> **Items listed in a dataset**
START
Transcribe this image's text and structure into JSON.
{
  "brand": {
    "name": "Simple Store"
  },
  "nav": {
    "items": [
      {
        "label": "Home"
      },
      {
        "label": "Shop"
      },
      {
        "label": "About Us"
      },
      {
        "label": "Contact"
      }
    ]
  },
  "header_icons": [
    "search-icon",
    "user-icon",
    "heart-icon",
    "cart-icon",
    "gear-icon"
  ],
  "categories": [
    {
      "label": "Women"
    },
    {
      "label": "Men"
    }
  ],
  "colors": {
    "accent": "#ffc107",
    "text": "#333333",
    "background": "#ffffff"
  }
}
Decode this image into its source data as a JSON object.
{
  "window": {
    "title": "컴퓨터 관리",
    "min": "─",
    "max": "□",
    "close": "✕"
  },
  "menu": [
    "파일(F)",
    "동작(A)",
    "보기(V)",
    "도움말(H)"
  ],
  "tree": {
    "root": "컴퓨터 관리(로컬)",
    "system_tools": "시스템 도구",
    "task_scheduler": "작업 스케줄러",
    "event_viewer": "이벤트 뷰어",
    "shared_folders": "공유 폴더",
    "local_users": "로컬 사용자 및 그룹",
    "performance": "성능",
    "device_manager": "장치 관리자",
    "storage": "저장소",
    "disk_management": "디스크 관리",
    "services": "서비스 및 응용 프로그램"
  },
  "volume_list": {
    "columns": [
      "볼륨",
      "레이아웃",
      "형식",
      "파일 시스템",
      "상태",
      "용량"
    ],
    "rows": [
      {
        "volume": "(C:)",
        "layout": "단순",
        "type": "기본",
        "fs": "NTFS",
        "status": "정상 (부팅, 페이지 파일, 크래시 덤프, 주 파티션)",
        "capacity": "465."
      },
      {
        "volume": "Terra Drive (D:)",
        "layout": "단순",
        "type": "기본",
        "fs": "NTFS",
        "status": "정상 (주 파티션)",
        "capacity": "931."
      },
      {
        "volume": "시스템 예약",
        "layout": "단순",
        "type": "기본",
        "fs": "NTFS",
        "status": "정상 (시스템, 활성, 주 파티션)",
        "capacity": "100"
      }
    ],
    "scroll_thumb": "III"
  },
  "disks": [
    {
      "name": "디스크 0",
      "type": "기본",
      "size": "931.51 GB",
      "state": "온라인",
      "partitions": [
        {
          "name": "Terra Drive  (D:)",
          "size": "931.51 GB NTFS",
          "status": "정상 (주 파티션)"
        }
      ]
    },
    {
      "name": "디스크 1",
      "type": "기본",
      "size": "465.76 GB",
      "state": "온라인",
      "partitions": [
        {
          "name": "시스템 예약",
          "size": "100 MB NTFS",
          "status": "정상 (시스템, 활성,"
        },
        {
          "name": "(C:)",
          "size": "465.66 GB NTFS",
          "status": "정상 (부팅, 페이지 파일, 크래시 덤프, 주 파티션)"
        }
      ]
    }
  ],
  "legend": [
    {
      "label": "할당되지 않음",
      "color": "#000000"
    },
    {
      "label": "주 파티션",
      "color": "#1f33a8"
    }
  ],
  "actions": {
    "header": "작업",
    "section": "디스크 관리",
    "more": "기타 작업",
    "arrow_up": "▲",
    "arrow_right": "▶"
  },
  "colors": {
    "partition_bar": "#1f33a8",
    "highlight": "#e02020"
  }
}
END
> **WHAT IS EXPECTED**
Identify each line in the records above that contains the word "size", and copy it out in full.

> **SOLUTION TO THE PROBLEM**
      "size": "931.51 GB",
          "size": "931.51 GB NTFS",
      "size": "465.76 GB",
          "size": "100 MB NTFS",
          "size": "465.66 GB NTFS",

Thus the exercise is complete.